WORK TO COMPLETE: Go through the records line by line and work out how many lines hold the word "久则凝淀如石". Answer with the number only.

--- Start of DATA TO USE ---

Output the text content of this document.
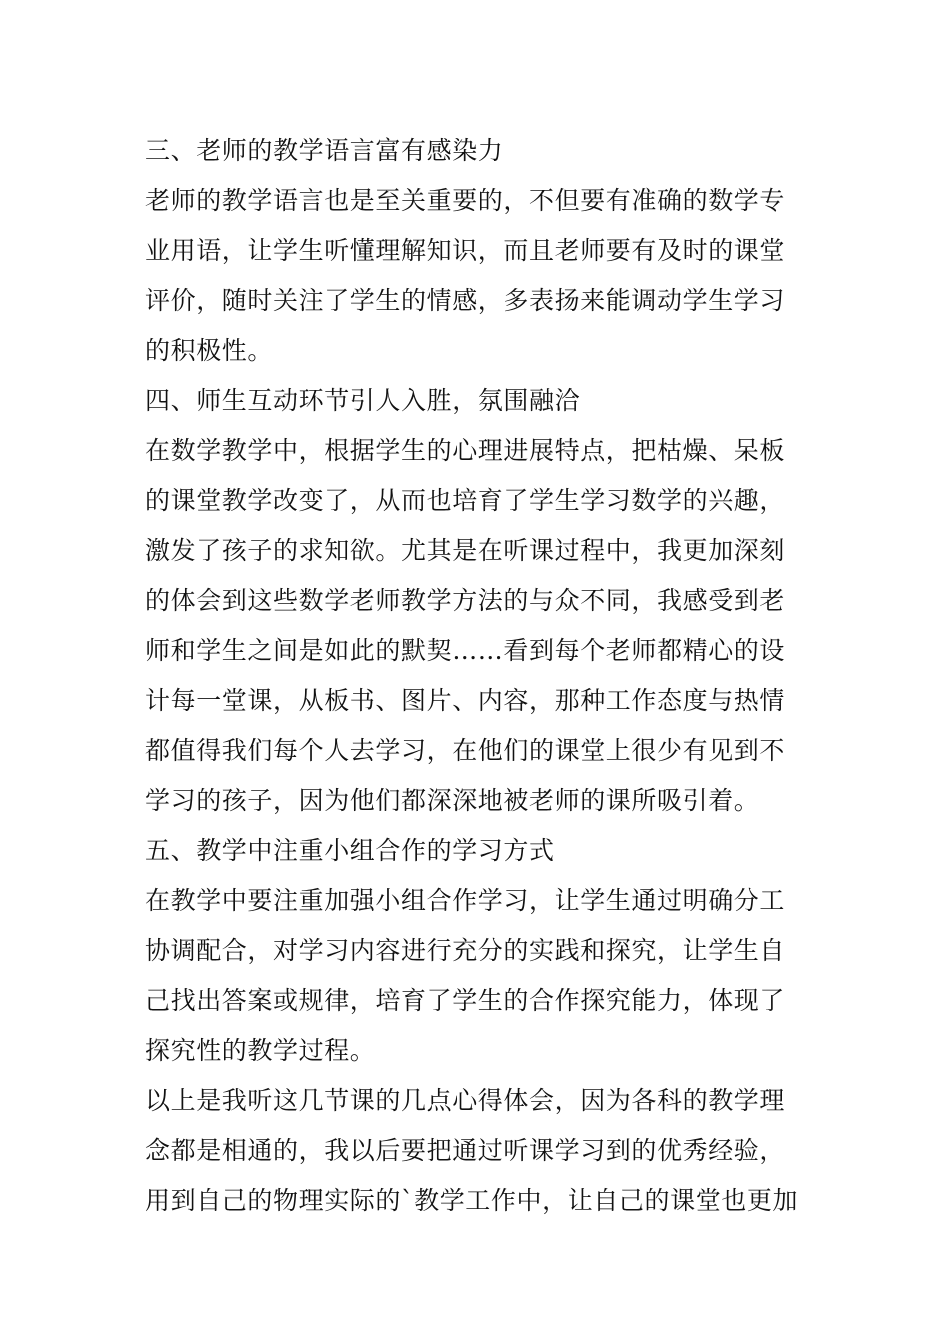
三、老师的教学语言富有感染力
老师的教学语言也是至关重要的，不但要有准确的数学专
业用语，让学生听懂理解知识，而且老师要有及时的课堂
评价，随时关注了学生的情感，多表扬来能调动学生学习
的积极性。
四、师生互动环节引人入胜，氛围融洽
在数学教学中，根据学生的心理进展特点，把枯燥、呆板
的课堂教学改变了，从而也培育了学生学习数学的兴趣，
激发了孩子的求知欲。尤其是在听课过程中，我更加深刻
的体会到这些数学老师教学方法的与众不同，我感受到老
师和学生之间是如此的默契……看到每个老师都精心的设
计每一堂课，从板书、图片、内容，那种工作态度与热情
都值得我们每个人去学习，在他们的课堂上很少有见到不
学习的孩子，因为他们都深深地被老师的课所吸引着。
五、教学中注重小组合作的学习方式
在教学中要注重加强小组合作学习，让学生通过明确分工
协调配合，对学习内容进行充分的实践和探究，让学生自
己找出答案或规律，培育了学生的合作探究能力，体现了
探究性的教学过程。
以上是我听这几节课的几点心得体会，因为各科的教学理
念都是相通的，我以后要把通过听课学习到的优秀经验，
用到自己的物理实际的`教学工作中，让自己的课堂也更加
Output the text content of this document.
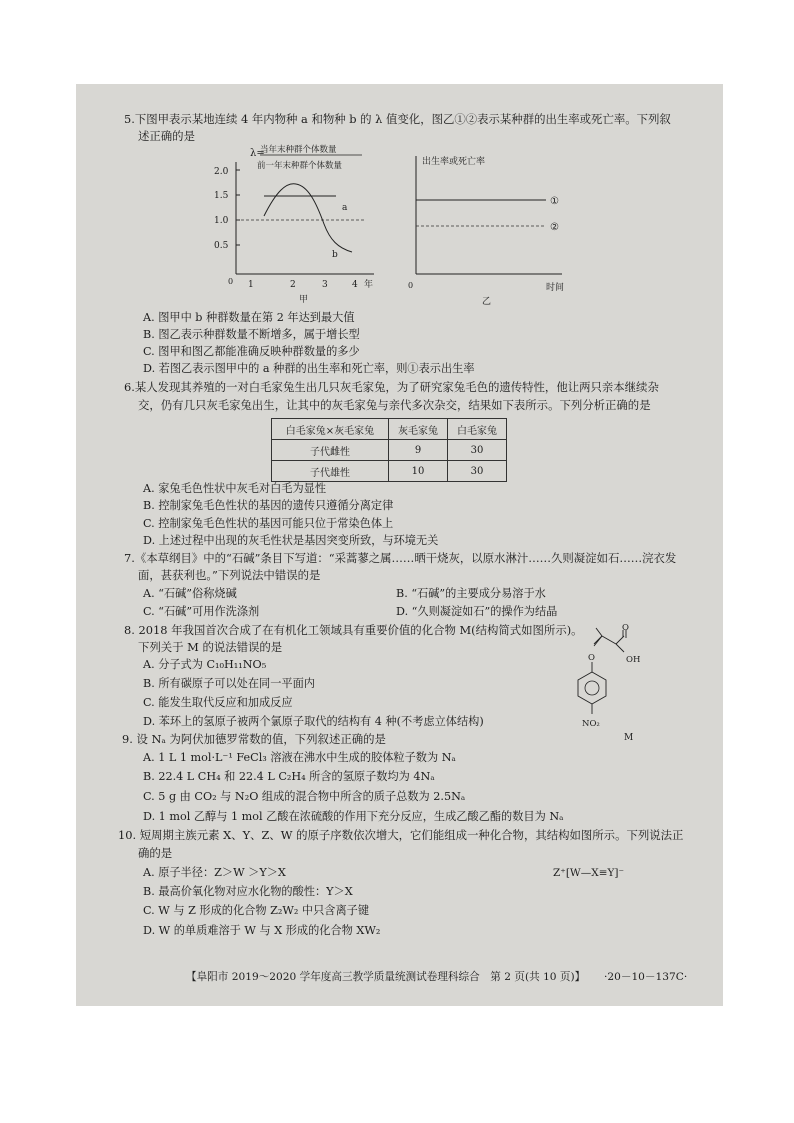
5.下图甲表示某地连续 4 年内物种 a 和物种 b 的 λ 值变化，图乙①②表示某种群的出生率或死亡率。下列叙
述正确的是
λ=
当年末种群个体数量
前一年末种群个体数量
2.0
1.5
1.0
0.5
a
b
1	2	3	4 年
0
甲
出生率或死亡率
①
②
0	时间
乙
A. 图甲中 b 种群数量在第 2 年达到最大值
B. 图乙表示种群数量不断增多，属于增长型
C. 图甲和图乙都能准确反映种群数量的多少
D. 若图乙表示图甲中的 a 种群的出生率和死亡率，则①表示出生率
6.某人发现其养殖的一对白毛家兔生出几只灰毛家兔，为了研究家兔毛色的遗传特性，他让两只亲本继续杂
交，仍有几只灰毛家兔出生，让其中的灰毛家兔与亲代多次杂交，结果如下表所示。下列分析正确的是
白毛家兔×灰毛家兔	灰毛家兔	白毛家兔
子代雌性	9	30
子代雄性	10	30
A. 家兔毛色性状中灰毛对白毛为显性
B. 控制家兔毛色性状的基因的遗传只遵循分离定律
C. 控制家兔毛色性状的基因可能只位于常染色体上
D. 上述过程中出现的灰毛性状是基因突变所致，与环境无关
7.《本草纲目》中的“石碱”条目下写道：“采蒿蓼之属……晒干烧灰，以原水淋汁……久则凝淀如石……浣衣发
面，甚获利也。”下列说法中错误的是
A. “石碱”俗称烧碱	B. “石碱”的主要成分易溶于水
C. “石碱”可用作洗涤剂	D. “久则凝淀如石”的操作为结晶
8. 2018 年我国首次合成了在有机化工领域具有重要价值的化合物 M(结构简式如图所示)。
下列关于 M 的说法错误的是
A. 分子式为 C₁₀H₁₁NO₅
B. 所有碳原子可以处在同一平面内
C. 能发生取代反应和加成反应
D. 苯环上的氢原子被两个氯原子取代的结构有 4 种(不考虑立体结构)
O
OH
O
NO₂
M
9. 设 Nₐ 为阿伏加德罗常数的值，下列叙述正确的是
A. 1 L 1 mol·L⁻¹ FeCl₃ 溶液在沸水中生成的胶体粒子数为 Nₐ
B. 22.4 L CH₄ 和 22.4 L C₂H₄ 所含的氢原子数均为 4Nₐ
C. 5 g 由 CO₂ 与 N₂O 组成的混合物中所含的质子总数为 2.5Nₐ
D. 1 mol 乙醇与 1 mol 乙酸在浓硫酸的作用下充分反应，生成乙酸乙酯的数目为 Nₐ
10. 短周期主族元素 X、Y、Z、W 的原子序数依次增大，它们能组成一种化合物，其结构如图所示。下列说法正
确的是
Z⁺[W—X≡Y]⁻
A. 原子半径：Z＞W ＞Y＞X
B. 最高价氧化物对应水化物的酸性：Y＞X
C. W 与 Z 形成的化合物 Z₂W₂ 中只含离子键
D. W 的单质难溶于 W 与 X 形成的化合物 XW₂
【阜阳市 2019～2020 学年度高三教学质量统测试卷理科综合　第 2 页(共 10 页)】 ·20－10－137C·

--- End of DATA TO USE ---

COMPLETE RESPONSE: 2